Work to be completed —
Recast the material, from its first line through the line that contains "nav-divider bbox=[131, 466, 132, 752]", as a Markdown table with the columns Row and Line, numbering each row and leaving out blank lines.

Spatial annotation records —
++++++++
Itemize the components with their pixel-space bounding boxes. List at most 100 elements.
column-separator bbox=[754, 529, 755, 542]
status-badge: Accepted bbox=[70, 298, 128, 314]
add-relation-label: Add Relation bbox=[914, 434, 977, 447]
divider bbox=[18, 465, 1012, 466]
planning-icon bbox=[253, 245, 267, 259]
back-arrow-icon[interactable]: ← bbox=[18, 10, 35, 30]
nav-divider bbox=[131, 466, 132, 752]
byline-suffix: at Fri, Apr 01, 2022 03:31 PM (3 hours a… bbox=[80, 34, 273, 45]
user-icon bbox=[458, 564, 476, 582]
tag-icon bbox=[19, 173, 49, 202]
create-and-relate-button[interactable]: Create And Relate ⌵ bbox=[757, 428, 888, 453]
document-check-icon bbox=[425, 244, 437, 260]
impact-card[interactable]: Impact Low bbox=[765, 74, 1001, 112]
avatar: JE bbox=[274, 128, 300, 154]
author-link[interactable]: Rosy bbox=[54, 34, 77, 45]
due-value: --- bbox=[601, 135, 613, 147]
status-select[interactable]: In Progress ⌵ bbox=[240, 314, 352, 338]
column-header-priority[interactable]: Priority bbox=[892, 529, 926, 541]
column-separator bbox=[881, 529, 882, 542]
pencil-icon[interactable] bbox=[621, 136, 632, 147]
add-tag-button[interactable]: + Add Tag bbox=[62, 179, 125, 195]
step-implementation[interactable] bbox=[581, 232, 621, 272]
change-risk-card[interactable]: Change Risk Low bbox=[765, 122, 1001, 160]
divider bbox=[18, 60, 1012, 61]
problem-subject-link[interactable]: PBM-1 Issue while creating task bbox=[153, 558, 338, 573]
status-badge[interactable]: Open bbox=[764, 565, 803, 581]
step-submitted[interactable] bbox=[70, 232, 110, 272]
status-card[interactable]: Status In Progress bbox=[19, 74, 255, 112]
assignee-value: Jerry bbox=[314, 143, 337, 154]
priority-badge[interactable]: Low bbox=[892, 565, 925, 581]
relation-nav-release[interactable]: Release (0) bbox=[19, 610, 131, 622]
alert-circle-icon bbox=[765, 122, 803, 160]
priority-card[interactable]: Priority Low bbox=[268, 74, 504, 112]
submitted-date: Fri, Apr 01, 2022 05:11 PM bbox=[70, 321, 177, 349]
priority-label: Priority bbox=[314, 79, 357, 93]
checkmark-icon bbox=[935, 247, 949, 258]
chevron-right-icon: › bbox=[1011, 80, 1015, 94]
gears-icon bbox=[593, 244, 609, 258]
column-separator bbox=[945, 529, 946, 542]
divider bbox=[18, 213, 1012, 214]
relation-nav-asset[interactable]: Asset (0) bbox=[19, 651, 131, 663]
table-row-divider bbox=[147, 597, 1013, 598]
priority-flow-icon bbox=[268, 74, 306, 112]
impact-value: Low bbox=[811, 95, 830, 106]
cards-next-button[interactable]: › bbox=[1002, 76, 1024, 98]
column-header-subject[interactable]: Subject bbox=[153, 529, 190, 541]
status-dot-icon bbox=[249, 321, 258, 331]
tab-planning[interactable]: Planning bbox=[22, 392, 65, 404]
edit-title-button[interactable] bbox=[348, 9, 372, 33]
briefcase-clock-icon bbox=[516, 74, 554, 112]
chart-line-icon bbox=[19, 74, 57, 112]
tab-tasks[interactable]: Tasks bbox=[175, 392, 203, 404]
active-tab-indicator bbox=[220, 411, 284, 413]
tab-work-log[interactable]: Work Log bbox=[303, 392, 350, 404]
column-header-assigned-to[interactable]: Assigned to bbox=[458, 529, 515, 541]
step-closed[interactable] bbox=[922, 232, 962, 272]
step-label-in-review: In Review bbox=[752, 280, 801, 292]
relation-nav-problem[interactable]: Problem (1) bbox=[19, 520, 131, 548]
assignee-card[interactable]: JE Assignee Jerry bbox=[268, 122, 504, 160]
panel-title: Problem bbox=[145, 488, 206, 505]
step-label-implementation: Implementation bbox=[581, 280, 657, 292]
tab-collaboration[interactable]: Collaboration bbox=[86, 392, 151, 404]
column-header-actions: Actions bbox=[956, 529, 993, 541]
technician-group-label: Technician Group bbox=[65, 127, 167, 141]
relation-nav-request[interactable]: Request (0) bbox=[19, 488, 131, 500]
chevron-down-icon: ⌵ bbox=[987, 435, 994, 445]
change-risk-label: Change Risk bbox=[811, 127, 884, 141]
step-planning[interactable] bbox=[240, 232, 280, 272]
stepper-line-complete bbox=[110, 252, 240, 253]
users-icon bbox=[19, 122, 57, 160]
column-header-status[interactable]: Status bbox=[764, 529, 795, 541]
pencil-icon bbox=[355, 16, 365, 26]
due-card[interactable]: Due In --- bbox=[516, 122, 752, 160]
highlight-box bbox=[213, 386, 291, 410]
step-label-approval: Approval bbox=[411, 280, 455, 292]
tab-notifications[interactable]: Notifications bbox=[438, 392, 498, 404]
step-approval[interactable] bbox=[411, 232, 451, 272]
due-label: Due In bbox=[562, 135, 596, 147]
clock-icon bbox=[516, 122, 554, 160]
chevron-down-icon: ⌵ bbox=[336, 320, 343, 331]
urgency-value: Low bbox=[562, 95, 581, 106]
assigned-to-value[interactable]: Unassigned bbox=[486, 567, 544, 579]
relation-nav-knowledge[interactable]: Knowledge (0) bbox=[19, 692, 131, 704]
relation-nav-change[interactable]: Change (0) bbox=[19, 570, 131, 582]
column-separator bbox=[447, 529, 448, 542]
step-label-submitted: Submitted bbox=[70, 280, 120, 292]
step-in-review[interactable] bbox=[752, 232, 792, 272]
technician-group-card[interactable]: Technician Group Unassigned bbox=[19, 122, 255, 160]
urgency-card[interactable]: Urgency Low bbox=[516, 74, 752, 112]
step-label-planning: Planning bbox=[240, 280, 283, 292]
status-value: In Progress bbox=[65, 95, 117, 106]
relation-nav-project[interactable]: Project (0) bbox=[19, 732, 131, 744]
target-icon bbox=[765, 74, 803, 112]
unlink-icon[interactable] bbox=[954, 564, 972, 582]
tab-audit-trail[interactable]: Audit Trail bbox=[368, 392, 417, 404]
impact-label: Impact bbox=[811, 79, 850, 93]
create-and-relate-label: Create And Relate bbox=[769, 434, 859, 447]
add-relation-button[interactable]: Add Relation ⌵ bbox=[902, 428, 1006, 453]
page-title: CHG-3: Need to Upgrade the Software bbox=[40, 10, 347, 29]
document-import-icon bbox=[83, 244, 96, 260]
++++++++
Solution —
| Row | Line |
|---|---|
| 1 | Itemize the components with their pixel-space bounding boxes. List at most 100 elements. |
| 2 | column-separator bbox=[754, 529, 755, 542] |
| 3 | status-badge: Accepted bbox=[70, 298, 128, 314] |
| 4 | add-relation-label: Add Relation bbox=[914, 434, 977, 447] |
| 5 | divider bbox=[18, 465, 1012, 466] |
| 6 | planning-icon bbox=[253, 245, 267, 259] |
| 7 | back-arrow-icon[interactable]: ← bbox=[18, 10, 35, 30] |
| 8 | nav-divider bbox=[131, 466, 132, 752] |